***** RECORD EXCERPTS *****
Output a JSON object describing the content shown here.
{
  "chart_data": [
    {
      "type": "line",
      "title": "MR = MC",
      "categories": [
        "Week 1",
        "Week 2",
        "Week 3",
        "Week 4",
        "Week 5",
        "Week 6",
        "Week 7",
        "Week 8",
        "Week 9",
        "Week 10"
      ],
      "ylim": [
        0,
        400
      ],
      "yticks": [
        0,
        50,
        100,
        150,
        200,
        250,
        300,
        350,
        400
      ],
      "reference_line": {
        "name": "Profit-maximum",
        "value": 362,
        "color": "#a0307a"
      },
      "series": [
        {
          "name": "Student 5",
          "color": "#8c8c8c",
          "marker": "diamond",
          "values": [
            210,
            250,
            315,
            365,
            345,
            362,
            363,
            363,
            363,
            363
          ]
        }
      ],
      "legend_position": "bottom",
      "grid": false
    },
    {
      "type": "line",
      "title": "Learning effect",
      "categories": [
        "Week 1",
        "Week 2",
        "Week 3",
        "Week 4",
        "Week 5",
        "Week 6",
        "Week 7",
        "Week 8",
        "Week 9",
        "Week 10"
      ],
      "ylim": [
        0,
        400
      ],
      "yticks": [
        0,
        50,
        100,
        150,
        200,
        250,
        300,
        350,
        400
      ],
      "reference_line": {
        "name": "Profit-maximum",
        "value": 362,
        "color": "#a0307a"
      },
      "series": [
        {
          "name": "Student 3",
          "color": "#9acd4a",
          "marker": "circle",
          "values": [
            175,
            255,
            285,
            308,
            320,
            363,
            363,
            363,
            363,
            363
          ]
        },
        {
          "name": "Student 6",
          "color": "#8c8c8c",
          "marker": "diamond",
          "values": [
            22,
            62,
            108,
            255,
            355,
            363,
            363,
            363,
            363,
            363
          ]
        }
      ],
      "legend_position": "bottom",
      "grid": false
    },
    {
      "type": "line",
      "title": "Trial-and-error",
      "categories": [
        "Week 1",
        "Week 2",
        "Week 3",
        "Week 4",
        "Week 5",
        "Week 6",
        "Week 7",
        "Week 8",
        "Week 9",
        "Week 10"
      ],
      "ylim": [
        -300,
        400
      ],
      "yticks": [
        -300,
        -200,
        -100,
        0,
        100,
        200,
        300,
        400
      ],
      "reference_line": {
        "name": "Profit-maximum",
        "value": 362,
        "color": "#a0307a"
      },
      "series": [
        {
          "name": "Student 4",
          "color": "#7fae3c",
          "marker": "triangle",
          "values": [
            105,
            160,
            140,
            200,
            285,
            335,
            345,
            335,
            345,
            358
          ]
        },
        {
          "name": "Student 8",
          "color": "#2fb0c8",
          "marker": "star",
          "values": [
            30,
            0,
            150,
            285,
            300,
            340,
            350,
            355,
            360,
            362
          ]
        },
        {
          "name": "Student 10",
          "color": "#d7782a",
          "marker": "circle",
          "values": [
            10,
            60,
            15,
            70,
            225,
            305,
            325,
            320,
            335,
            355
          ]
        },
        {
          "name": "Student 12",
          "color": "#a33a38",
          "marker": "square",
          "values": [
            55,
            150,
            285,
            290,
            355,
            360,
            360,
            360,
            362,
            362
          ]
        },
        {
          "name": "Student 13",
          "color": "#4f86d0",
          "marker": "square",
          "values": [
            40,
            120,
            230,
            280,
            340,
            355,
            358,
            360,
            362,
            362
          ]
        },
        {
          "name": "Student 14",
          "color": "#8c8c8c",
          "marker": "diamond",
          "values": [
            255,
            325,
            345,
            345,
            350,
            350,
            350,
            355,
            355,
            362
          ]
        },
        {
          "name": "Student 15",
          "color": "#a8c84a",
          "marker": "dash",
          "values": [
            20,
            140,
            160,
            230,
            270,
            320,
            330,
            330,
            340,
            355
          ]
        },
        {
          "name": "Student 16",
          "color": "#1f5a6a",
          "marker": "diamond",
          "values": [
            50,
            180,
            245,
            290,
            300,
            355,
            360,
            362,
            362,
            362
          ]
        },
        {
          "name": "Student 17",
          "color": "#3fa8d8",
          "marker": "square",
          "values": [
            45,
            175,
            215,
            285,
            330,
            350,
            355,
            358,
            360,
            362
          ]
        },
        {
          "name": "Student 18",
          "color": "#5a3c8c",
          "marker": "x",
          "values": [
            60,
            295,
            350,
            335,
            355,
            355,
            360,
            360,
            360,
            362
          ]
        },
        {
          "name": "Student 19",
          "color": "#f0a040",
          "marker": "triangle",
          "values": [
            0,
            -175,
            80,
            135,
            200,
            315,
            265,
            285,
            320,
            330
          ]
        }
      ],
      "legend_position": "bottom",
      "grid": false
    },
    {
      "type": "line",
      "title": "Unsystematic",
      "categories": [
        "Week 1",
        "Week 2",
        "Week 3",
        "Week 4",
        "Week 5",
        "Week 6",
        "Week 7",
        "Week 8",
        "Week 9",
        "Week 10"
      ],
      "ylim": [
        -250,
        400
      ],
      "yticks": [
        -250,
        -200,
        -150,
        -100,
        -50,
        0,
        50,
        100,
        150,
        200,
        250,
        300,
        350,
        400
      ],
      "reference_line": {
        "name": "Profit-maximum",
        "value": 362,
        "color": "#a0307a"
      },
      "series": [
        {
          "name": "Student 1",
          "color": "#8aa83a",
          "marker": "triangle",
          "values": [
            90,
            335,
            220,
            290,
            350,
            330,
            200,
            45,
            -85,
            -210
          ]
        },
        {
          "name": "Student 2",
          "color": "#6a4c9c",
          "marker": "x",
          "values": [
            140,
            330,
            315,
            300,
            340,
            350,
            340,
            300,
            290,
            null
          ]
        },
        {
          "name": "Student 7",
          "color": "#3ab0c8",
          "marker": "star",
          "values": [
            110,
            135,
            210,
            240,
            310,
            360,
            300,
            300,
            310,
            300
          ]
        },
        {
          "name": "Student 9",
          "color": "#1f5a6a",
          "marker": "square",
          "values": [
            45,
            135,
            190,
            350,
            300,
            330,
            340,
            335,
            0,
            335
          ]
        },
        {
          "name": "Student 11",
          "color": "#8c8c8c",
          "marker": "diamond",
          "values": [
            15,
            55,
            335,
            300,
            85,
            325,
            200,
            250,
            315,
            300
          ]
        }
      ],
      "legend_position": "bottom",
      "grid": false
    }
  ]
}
*****
_SET PROBLEM_
Repeat the listing exactly, from its first line to its last.

_WRITTEN ANSWER_
Output a JSON object describing the content shown here.
{
  "chart_data": [
    {
      "type": "line",
      "title": "MR = MC",
      "categories": [
        "Week 1",
        "Week 2",
        "Week 3",
        "Week 4",
        "Week 5",
        "Week 6",
        "Week 7",
        "Week 8",
        "Week 9",
        "Week 10"
      ],
      "ylim": [
        0,
        400
      ],
      "yticks": [
        0,
        50,
        100,
        150,
        200,
        250,
        300,
        350,
        400
      ],
      "reference_line": {
        "name": "Profit-maximum",
        "value": 362,
        "color": "#a0307a"
      },
      "series": [
        {
          "name": "Student 5",
          "color": "#8c8c8c",
          "marker": "diamond",
          "values": [
            210,
            250,
            315,
            365,
            345,
            362,
            363,
            363,
            363,
            363
          ]
        }
      ],
      "legend_position": "bottom",
      "grid": false
    },
    {
      "type": "line",
      "title": "Learning effect",
      "categories": [
        "Week 1",
        "Week 2",
        "Week 3",
        "Week 4",
        "Week 5",
        "Week 6",
        "Week 7",
        "Week 8",
        "Week 9",
        "Week 10"
      ],
      "ylim": [
        0,
        400
      ],
      "yticks": [
        0,
        50,
        100,
        150,
        200,
        250,
        300,
        350,
        400
      ],
      "reference_line": {
        "name": "Profit-maximum",
        "value": 362,
        "color": "#a0307a"
      },
      "series": [
        {
          "name": "Student 3",
          "color": "#9acd4a",
          "marker": "circle",
          "values": [
            175,
            255,
            285,
            308,
            320,
            363,
            363,
            363,
            363,
            363
          ]
        },
        {
          "name": "Student 6",
          "color": "#8c8c8c",
          "marker": "diamond",
          "values": [
            22,
            62,
            108,
            255,
            355,
            363,
            363,
            363,
            363,
            363
          ]
        }
      ],
      "legend_position": "bottom",
      "grid": false
    },
    {
      "type": "line",
      "title": "Trial-and-error",
      "categories": [
        "Week 1",
        "Week 2",
        "Week 3",
        "Week 4",
        "Week 5",
        "Week 6",
        "Week 7",
        "Week 8",
        "Week 9",
        "Week 10"
      ],
      "ylim": [
        -300,
        400
      ],
      "yticks": [
        -300,
        -200,
        -100,
        0,
        100,
        200,
        300,
        400
      ],
      "reference_line": {
        "name": "Profit-maximum",
        "value": 362,
        "color": "#a0307a"
      },
      "series": [
        {
          "name": "Student 4",
          "color": "#7fae3c",
          "marker": "triangle",
          "values": [
            105,
            160,
            140,
            200,
            285,
            335,
            345,
            335,
            345,
            358
          ]
        },
        {
          "name": "Student 8",
          "color": "#2fb0c8",
          "marker": "star",
          "values": [
            30,
            0,
            150,
            285,
            300,
            340,
            350,
            355,
            360,
            362
          ]
        },
        {
          "name": "Student 10",
          "color": "#d7782a",
          "marker": "circle",
          "values": [
            10,
            60,
            15,
            70,
            225,
            305,
            325,
            320,
            335,
            355
          ]
        },
        {
          "name": "Student 12",
          "color": "#a33a38",
          "marker": "square",
          "values": [
            55,
            150,
            285,
            290,
            355,
            360,
            360,
            360,
            362,
            362
          ]
        },
        {
          "name": "Student 13",
          "color": "#4f86d0",
          "marker": "square",
          "values": [
            40,
            120,
            230,
            280,
            340,
            355,
            358,
            360,
            362,
            362
          ]
        },
        {
          "name": "Student 14",
          "color": "#8c8c8c",
          "marker": "diamond",
          "values": [
            255,
            325,
            345,
            345,
            350,
            350,
            350,
            355,
            355,
            362
          ]
        },
        {
          "name": "Student 15",
          "color": "#a8c84a",
          "marker": "dash",
          "values": [
            20,
            140,
            160,
            230,
            270,
            320,
            330,
            330,
            340,
            355
          ]
        },
        {
          "name": "Student 16",
          "color": "#1f5a6a",
          "marker": "diamond",
          "values": [
            50,
            180,
            245,
            290,
            300,
            355,
            360,
            362,
            362,
            362
          ]
        },
        {
          "name": "Student 17",
          "color": "#3fa8d8",
          "marker": "square",
          "values": [
            45,
            175,
            215,
            285,
            330,
            350,
            355,
            358,
            360,
            362
          ]
        },
        {
          "name": "Student 18",
          "color": "#5a3c8c",
          "marker": "x",
          "values": [
            60,
            295,
            350,
            335,
            355,
            355,
            360,
            360,
            360,
            362
          ]
        },
        {
          "name": "Student 19",
          "color": "#f0a040",
          "marker": "triangle",
          "values": [
            0,
            -175,
            80,
            135,
            200,
            315,
            265,
            285,
            320,
            330
          ]
        }
      ],
      "legend_position": "bottom",
      "grid": false
    },
    {
      "type": "line",
      "title": "Unsystematic",
      "categories": [
        "Week 1",
        "Week 2",
        "Week 3",
        "Week 4",
        "Week 5",
        "Week 6",
        "Week 7",
        "Week 8",
        "Week 9",
        "Week 10"
      ],
      "ylim": [
        -250,
        400
      ],
      "yticks": [
        -250,
        -200,
        -150,
        -100,
        -50,
        0,
        50,
        100,
        150,
        200,
        250,
        300,
        350,
        400
      ],
      "reference_line": {
        "name": "Profit-maximum",
        "value": 362,
        "color": "#a0307a"
      },
      "series": [
        {
          "name": "Student 1",
          "color": "#8aa83a",
          "marker": "triangle",
          "values": [
            90,
            335,
            220,
            290,
            350,
            330,
            200,
            45,
            -85,
            -210
          ]
        },
        {
          "name": "Student 2",
          "color": "#6a4c9c",
          "marker": "x",
          "values": [
            140,
            330,
            315,
            300,
            340,
            350,
            340,
            300,
            290,
            null
          ]
        },
        {
          "name": "Student 7",
          "color": "#3ab0c8",
          "marker": "star",
          "values": [
            110,
            135,
            210,
            240,
            310,
            360,
            300,
            300,
            310,
            300
          ]
        },
        {
          "name": "Student 9",
          "color": "#1f5a6a",
          "marker": "square",
          "values": [
            45,
            135,
            190,
            350,
            300,
            330,
            340,
            335,
            0,
            335
          ]
        },
        {
          "name": "Student 11",
          "color": "#8c8c8c",
          "marker": "diamond",
          "values": [
            15,
            55,
            335,
            300,
            85,
            325,
            200,
            250,
            315,
            300
          ]
        }
      ],
      "legend_position": "bottom",
      "grid": false
    }
  ]
}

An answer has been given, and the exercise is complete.